§ **DIRECTION**:
Locate and copy each line in the data that contains the word "footnote".

★ ★ ★

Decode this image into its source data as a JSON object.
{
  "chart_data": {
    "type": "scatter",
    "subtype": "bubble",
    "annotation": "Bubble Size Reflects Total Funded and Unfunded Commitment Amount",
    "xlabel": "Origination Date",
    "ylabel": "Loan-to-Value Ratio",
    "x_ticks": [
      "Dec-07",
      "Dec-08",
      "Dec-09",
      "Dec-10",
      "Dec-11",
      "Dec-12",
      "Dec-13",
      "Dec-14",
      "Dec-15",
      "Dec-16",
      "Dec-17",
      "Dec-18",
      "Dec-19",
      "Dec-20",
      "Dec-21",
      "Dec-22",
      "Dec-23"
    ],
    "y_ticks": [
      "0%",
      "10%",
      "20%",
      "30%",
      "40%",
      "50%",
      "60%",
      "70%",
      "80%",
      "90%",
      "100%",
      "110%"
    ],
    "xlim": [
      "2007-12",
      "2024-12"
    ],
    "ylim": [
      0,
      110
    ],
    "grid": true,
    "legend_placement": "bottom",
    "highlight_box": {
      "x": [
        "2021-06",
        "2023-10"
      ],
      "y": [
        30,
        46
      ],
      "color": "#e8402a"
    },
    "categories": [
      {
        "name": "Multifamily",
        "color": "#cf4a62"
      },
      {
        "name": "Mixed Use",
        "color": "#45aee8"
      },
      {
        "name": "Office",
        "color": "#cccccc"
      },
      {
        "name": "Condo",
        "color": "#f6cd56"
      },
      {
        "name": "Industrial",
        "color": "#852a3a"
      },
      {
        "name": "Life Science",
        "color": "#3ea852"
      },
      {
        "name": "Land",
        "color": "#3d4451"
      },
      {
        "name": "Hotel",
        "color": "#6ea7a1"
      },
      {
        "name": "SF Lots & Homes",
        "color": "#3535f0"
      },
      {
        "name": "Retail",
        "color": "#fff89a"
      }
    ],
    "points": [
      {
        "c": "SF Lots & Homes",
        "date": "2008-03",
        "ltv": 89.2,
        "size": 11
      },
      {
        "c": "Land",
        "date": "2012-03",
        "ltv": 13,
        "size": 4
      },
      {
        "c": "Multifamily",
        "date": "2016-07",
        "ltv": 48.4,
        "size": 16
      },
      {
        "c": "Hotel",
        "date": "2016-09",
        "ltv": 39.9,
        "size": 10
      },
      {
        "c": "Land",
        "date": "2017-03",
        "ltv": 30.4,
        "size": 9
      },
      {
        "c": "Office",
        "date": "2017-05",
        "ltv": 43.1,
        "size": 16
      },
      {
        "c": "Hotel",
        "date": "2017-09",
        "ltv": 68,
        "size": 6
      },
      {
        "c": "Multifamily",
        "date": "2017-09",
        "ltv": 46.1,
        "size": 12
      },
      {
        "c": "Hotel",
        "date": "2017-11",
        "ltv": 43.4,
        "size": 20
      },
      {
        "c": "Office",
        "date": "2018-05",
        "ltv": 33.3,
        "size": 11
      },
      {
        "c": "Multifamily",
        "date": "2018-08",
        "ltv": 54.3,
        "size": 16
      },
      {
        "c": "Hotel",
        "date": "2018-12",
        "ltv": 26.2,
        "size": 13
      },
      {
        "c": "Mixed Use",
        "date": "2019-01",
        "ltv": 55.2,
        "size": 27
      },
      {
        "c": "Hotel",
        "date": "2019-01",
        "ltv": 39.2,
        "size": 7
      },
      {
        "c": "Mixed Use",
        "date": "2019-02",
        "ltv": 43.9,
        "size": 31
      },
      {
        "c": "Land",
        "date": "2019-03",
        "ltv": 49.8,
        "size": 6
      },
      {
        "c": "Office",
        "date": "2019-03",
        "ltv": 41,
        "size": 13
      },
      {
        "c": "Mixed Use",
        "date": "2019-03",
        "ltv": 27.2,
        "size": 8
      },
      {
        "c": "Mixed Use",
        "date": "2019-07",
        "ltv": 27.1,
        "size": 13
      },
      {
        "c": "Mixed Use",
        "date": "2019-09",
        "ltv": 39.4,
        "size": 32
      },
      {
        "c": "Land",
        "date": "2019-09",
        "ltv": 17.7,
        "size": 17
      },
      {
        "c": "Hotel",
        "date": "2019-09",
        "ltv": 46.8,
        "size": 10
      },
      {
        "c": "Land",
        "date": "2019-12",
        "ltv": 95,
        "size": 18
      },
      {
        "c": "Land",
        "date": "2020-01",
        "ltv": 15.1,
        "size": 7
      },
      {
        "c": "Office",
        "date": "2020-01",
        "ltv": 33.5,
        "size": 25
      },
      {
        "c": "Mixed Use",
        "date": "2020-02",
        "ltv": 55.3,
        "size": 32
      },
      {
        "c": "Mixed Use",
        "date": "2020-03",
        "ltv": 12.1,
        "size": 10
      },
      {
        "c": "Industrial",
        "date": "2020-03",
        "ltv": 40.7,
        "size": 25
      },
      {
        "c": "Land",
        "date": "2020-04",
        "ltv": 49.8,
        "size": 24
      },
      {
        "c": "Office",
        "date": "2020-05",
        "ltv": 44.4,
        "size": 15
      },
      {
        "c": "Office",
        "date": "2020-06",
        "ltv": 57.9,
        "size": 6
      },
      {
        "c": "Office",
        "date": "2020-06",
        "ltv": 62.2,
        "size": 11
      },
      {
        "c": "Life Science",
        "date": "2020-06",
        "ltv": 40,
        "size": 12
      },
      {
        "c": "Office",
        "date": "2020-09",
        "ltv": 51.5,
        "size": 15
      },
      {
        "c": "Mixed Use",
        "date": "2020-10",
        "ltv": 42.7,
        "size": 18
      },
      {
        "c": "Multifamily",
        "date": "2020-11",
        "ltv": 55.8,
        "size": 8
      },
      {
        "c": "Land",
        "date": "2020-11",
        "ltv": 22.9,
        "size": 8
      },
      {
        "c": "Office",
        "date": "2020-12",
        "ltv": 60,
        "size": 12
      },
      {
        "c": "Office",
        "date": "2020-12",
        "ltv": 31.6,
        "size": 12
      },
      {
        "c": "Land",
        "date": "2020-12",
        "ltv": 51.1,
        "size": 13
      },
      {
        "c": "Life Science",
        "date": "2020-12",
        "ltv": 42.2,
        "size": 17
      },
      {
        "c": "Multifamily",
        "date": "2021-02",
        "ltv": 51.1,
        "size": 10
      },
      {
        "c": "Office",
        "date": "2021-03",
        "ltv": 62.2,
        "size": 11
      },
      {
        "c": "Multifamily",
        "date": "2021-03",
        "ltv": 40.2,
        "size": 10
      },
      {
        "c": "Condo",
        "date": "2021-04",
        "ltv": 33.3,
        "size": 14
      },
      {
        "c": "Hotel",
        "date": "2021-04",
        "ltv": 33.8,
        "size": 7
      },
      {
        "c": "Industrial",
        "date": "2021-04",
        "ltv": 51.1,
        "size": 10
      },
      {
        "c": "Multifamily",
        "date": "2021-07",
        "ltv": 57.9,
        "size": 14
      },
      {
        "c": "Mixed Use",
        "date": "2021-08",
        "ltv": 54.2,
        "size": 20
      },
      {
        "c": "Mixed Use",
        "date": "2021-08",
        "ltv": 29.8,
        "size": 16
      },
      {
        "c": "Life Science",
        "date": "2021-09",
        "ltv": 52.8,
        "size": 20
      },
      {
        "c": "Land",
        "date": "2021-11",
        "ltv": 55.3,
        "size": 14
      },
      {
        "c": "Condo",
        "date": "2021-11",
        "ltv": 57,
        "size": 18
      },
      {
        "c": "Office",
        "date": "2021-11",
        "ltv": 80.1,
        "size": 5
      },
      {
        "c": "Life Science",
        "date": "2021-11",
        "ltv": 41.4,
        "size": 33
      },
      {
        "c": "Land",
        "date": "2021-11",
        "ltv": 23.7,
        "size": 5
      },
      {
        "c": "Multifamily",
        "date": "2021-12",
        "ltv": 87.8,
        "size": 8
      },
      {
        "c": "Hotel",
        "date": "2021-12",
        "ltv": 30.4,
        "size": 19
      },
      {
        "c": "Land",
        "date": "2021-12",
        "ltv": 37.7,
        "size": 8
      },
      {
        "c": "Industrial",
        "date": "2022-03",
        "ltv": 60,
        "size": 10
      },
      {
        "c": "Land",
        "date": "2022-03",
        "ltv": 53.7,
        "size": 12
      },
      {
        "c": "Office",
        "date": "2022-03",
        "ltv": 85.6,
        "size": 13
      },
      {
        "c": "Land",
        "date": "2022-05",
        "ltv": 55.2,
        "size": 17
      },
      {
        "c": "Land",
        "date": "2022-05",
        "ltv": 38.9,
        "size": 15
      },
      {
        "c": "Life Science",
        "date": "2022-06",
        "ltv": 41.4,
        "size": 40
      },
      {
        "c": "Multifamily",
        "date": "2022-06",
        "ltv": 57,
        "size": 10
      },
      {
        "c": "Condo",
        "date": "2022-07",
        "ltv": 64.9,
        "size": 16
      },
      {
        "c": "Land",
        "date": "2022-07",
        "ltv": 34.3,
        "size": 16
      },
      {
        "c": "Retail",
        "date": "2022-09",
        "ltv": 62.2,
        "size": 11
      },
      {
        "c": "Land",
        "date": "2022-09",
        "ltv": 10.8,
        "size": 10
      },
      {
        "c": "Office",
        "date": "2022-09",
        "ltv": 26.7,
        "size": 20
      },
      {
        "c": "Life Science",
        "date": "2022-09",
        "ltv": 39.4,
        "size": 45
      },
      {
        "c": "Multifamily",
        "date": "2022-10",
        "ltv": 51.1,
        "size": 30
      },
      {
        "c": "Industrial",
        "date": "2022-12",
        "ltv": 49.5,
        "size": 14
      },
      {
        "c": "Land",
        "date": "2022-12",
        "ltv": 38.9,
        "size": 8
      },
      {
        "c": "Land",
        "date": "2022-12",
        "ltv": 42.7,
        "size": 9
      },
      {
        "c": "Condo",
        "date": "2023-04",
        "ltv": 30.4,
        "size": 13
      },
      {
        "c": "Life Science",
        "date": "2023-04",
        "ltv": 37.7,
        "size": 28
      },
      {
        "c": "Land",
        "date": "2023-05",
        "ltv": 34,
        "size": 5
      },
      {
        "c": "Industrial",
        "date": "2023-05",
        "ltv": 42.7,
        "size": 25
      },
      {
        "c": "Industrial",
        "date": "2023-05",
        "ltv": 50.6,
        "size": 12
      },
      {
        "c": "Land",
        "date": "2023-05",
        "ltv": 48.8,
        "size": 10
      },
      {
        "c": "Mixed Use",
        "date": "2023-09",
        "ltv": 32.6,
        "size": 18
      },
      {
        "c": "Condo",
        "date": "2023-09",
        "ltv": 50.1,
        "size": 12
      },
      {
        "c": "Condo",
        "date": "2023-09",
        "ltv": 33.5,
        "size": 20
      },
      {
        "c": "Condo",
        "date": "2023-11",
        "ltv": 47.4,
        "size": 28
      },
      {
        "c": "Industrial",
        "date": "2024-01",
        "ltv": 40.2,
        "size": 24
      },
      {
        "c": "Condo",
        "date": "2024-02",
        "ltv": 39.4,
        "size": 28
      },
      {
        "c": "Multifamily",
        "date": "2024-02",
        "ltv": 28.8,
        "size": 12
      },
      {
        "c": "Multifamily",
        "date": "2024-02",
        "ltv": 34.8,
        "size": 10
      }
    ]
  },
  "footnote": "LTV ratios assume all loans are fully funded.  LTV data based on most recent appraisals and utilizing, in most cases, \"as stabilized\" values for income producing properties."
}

★ ★ ★

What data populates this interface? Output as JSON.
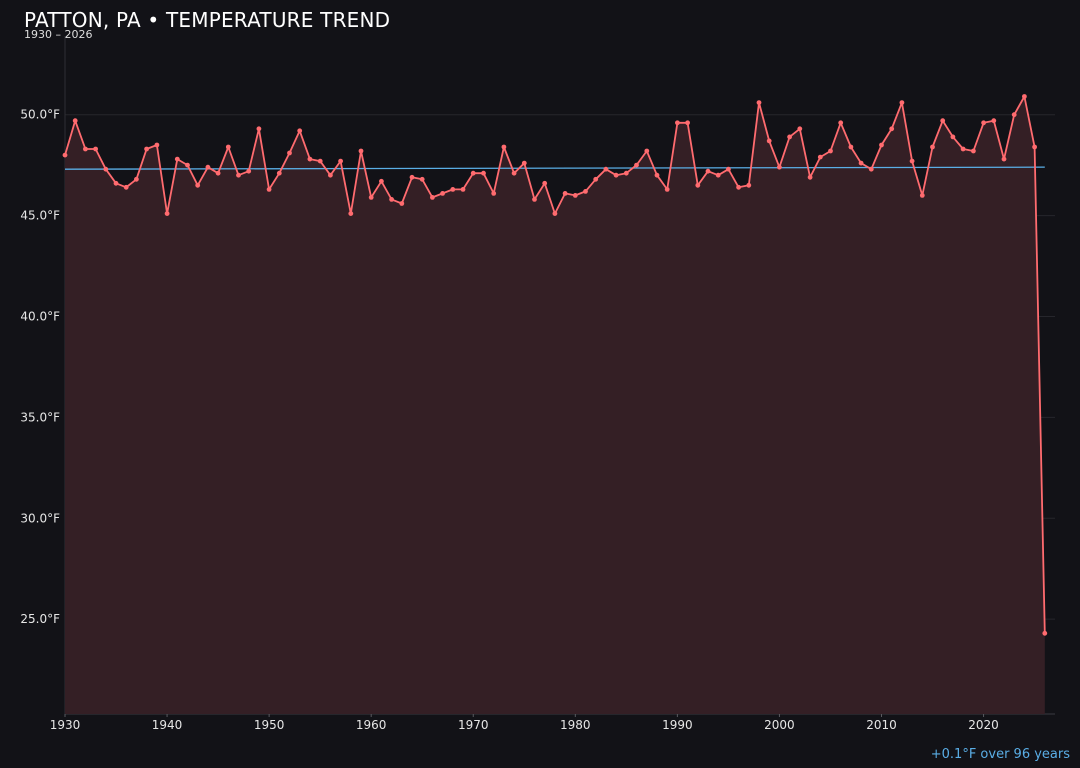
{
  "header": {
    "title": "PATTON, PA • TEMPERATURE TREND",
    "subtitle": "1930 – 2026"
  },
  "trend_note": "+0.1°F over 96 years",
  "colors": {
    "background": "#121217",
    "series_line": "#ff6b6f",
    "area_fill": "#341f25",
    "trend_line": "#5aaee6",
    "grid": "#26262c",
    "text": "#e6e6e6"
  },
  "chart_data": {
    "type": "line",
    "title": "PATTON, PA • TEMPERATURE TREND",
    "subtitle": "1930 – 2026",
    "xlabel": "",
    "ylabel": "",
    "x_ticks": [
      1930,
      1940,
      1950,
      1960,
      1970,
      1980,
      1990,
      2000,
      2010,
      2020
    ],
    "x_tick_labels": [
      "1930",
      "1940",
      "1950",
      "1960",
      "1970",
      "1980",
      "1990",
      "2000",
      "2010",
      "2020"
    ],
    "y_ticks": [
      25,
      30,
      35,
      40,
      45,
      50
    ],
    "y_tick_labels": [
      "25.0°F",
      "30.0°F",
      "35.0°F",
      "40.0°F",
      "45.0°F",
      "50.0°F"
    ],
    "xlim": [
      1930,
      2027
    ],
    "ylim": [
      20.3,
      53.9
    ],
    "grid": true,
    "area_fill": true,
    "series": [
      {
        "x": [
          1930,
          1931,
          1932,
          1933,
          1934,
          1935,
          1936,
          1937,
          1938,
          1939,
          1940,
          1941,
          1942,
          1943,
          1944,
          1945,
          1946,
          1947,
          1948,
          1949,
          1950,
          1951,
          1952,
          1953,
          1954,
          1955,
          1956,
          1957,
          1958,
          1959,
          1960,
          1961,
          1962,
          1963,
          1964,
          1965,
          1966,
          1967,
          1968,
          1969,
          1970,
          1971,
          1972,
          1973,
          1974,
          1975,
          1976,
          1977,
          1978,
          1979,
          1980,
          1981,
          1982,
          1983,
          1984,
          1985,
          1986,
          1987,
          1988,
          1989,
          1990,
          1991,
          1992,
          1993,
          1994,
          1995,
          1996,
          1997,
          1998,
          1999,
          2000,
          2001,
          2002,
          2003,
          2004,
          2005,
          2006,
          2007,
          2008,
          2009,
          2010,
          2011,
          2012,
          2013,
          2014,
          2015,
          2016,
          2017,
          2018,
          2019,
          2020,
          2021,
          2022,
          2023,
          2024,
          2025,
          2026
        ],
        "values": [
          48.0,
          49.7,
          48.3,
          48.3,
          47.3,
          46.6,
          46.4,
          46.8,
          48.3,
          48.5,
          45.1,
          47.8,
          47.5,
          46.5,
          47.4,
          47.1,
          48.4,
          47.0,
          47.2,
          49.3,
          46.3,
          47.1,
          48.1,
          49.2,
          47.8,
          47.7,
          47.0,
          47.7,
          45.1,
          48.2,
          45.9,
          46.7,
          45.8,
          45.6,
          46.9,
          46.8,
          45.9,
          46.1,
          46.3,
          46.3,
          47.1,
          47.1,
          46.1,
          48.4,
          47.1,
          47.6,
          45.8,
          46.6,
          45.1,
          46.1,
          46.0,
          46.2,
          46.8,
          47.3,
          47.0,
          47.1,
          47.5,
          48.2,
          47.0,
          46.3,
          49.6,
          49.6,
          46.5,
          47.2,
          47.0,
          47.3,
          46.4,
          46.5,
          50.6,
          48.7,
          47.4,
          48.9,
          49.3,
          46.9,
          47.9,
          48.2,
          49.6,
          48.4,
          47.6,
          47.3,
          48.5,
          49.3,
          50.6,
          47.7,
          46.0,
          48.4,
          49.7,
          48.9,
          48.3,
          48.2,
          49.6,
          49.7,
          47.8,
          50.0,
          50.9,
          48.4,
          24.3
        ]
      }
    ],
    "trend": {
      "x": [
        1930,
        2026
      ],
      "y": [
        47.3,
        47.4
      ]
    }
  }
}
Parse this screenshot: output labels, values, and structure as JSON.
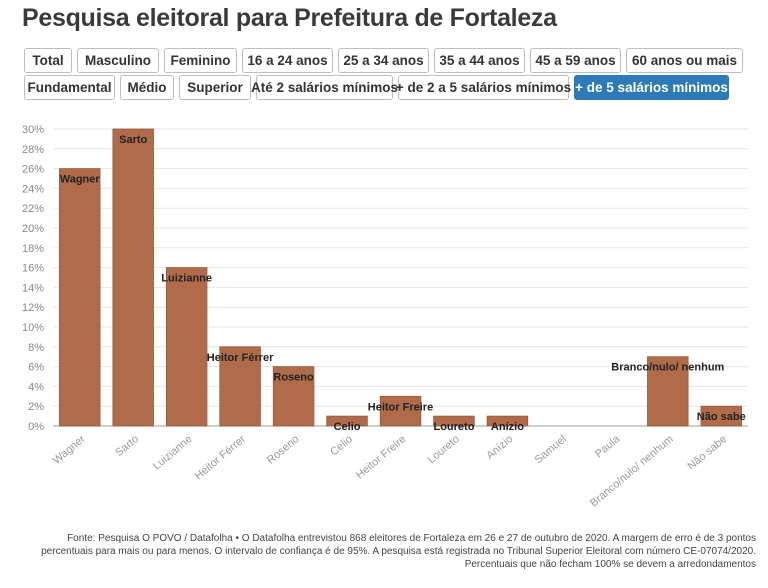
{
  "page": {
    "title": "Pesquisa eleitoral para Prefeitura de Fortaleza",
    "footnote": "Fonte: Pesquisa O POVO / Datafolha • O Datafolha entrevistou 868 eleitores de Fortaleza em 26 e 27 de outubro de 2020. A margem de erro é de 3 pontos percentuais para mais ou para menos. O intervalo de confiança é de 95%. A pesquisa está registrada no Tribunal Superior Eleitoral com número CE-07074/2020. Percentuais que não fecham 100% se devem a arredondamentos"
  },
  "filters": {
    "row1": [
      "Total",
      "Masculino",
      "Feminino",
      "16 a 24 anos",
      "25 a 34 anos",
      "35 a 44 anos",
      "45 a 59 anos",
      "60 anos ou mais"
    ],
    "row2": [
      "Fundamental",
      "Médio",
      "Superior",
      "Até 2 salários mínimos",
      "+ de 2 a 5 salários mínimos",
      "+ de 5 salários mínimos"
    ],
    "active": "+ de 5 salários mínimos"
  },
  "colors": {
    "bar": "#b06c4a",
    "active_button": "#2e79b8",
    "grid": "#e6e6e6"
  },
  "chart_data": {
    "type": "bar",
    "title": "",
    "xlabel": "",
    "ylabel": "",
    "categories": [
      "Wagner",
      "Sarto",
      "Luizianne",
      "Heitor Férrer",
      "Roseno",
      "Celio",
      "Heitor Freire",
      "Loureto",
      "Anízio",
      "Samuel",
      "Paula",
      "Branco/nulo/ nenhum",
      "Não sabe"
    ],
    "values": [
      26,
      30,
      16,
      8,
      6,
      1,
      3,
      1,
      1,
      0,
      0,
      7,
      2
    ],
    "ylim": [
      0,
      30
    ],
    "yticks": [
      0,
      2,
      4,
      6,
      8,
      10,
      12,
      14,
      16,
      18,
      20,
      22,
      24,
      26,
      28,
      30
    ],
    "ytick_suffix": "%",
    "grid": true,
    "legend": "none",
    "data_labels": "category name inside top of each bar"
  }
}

★ ★ ★

§ **EXERCISE ANSWER**:
  "footnote": "LTV ratios assume all loans are fully funded.  LTV data based on most recent appraisals and utilizing, in most cases, \"as stabilized\" values for income producing properties."
    "footnote": "Fonte: Pesquisa O POVO / Datafolha • O Datafolha entrevistou 868 eleitores de Fortaleza em 26 e 27 de outubro de 2020. A margem de erro é de 3 pontos percentuais para mais ou para menos. O intervalo de confiança é de 95%. A pesquisa está registrada no Tribunal Superior Eleitoral com número CE-07074/2020. Percentuais que não fecham 100% se devem a arredondamentos"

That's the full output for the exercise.